In the records below, rename "primary-key" to "db-node" wherever it appears, and reproduce every line with nothing else changed.

************

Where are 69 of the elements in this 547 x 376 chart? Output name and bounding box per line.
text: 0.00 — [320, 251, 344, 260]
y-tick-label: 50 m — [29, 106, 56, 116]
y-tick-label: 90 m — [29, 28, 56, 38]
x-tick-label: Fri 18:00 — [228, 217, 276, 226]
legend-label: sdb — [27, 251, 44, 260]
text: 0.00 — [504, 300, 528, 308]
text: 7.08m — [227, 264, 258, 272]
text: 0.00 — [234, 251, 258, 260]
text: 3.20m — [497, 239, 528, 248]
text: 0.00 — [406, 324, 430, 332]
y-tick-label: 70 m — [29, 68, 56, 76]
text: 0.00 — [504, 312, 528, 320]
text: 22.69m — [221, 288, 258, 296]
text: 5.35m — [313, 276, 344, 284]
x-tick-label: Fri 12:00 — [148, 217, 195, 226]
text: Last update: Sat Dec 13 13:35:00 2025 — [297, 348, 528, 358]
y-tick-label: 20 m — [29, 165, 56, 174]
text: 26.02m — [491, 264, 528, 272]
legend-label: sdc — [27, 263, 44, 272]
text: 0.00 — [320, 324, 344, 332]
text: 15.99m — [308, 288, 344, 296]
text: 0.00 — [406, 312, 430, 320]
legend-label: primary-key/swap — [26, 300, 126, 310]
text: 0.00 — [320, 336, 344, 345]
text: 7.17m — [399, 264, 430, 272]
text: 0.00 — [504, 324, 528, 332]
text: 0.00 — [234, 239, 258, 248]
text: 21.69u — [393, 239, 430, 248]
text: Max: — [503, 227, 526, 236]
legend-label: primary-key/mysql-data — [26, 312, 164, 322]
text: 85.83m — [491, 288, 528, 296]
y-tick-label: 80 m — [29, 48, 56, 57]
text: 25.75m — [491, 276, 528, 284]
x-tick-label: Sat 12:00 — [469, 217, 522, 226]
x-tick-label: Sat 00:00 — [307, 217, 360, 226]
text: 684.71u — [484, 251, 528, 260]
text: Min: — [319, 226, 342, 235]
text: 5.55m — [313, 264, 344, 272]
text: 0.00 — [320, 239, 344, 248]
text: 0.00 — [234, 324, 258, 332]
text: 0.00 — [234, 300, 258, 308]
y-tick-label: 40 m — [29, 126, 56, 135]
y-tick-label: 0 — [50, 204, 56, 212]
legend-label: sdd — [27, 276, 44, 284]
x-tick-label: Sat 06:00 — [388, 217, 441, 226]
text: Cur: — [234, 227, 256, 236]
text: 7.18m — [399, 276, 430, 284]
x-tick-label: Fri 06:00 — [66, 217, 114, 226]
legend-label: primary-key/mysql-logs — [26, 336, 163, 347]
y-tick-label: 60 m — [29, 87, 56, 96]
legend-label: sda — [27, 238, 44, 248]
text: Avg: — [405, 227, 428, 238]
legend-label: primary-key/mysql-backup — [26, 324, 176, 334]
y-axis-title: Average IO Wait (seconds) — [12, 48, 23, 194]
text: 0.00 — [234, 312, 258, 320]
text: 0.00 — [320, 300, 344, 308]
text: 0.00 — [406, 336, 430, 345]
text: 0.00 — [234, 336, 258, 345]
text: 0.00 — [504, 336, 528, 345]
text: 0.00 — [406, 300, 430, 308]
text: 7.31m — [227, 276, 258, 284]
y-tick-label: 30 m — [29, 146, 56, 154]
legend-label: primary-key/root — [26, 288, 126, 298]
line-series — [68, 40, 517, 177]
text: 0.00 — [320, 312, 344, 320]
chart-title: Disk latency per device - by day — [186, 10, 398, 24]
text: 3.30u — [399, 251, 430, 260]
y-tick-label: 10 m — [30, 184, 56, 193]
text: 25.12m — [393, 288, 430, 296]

************

▶ [Task answer]:
Where are 69 of the elements in this 547 x 376 chart? Output name and bounding box per line.
text: 0.00 — [320, 251, 344, 260]
y-tick-label: 50 m — [29, 106, 56, 116]
y-tick-label: 90 m — [29, 28, 56, 38]
x-tick-label: Fri 18:00 — [228, 217, 276, 226]
legend-label: sdb — [27, 251, 44, 260]
text: 0.00 — [504, 300, 528, 308]
text: 7.08m — [227, 264, 258, 272]
text: 0.00 — [234, 251, 258, 260]
text: 3.20m — [497, 239, 528, 248]
text: 0.00 — [406, 324, 430, 332]
y-tick-label: 70 m — [29, 68, 56, 76]
text: 0.00 — [504, 312, 528, 320]
text: 22.69m — [221, 288, 258, 296]
text: 5.35m — [313, 276, 344, 284]
x-tick-label: Fri 12:00 — [148, 217, 195, 226]
text: Last update: Sat Dec 13 13:35:00 2025 — [297, 348, 528, 358]
y-tick-label: 20 m — [29, 165, 56, 174]
text: 26.02m — [491, 264, 528, 272]
legend-label: sdc — [27, 263, 44, 272]
text: 0.00 — [320, 324, 344, 332]
text: 15.99m — [308, 288, 344, 296]
text: 0.00 — [406, 312, 430, 320]
legend-label: db-node/swap — [26, 300, 126, 310]
text: 0.00 — [320, 336, 344, 345]
text: 7.17m — [399, 264, 430, 272]
text: 0.00 — [504, 324, 528, 332]
text: 0.00 — [234, 239, 258, 248]
text: 21.69u — [393, 239, 430, 248]
text: Max: — [503, 227, 526, 236]
legend-label: db-node/mysql-data — [26, 312, 164, 322]
text: 85.83m — [491, 288, 528, 296]
y-tick-label: 80 m — [29, 48, 56, 57]
text: 25.75m — [491, 276, 528, 284]
x-tick-label: Sat 12:00 — [469, 217, 522, 226]
x-tick-label: Sat 00:00 — [307, 217, 360, 226]
text: 684.71u — [484, 251, 528, 260]
text: Min: — [319, 226, 342, 235]
text: 5.55m — [313, 264, 344, 272]
text: 0.00 — [320, 239, 344, 248]
text: 0.00 — [234, 324, 258, 332]
text: 0.00 — [234, 300, 258, 308]
y-tick-label: 40 m — [29, 126, 56, 135]
y-tick-label: 0 — [50, 204, 56, 212]
legend-label: sdd — [27, 276, 44, 284]
x-tick-label: Sat 06:00 — [388, 217, 441, 226]
text: Cur: — [234, 227, 256, 236]
text: 7.18m — [399, 276, 430, 284]
x-tick-label: Fri 06:00 — [66, 217, 114, 226]
legend-label: db-node/mysql-logs — [26, 336, 163, 347]
y-tick-label: 60 m — [29, 87, 56, 96]
legend-label: sda — [27, 238, 44, 248]
text: Avg: — [405, 227, 428, 238]
legend-label: db-node/mysql-backup — [26, 324, 176, 334]
y-axis-title: Average IO Wait (seconds) — [12, 48, 23, 194]
text: 0.00 — [234, 312, 258, 320]
text: 0.00 — [320, 300, 344, 308]
text: 0.00 — [406, 336, 430, 345]
text: 0.00 — [234, 336, 258, 345]
text: 0.00 — [504, 336, 528, 345]
text: 0.00 — [406, 300, 430, 308]
text: 7.31m — [227, 276, 258, 284]
y-tick-label: 30 m — [29, 146, 56, 154]
legend-label: db-node/root — [26, 288, 126, 298]
line-series — [68, 40, 517, 177]
text: 0.00 — [320, 312, 344, 320]
chart-title: Disk latency per device - by day — [186, 10, 398, 24]
text: 3.30u — [399, 251, 430, 260]
y-tick-label: 10 m — [30, 184, 56, 193]
text: 25.12m — [393, 288, 430, 296]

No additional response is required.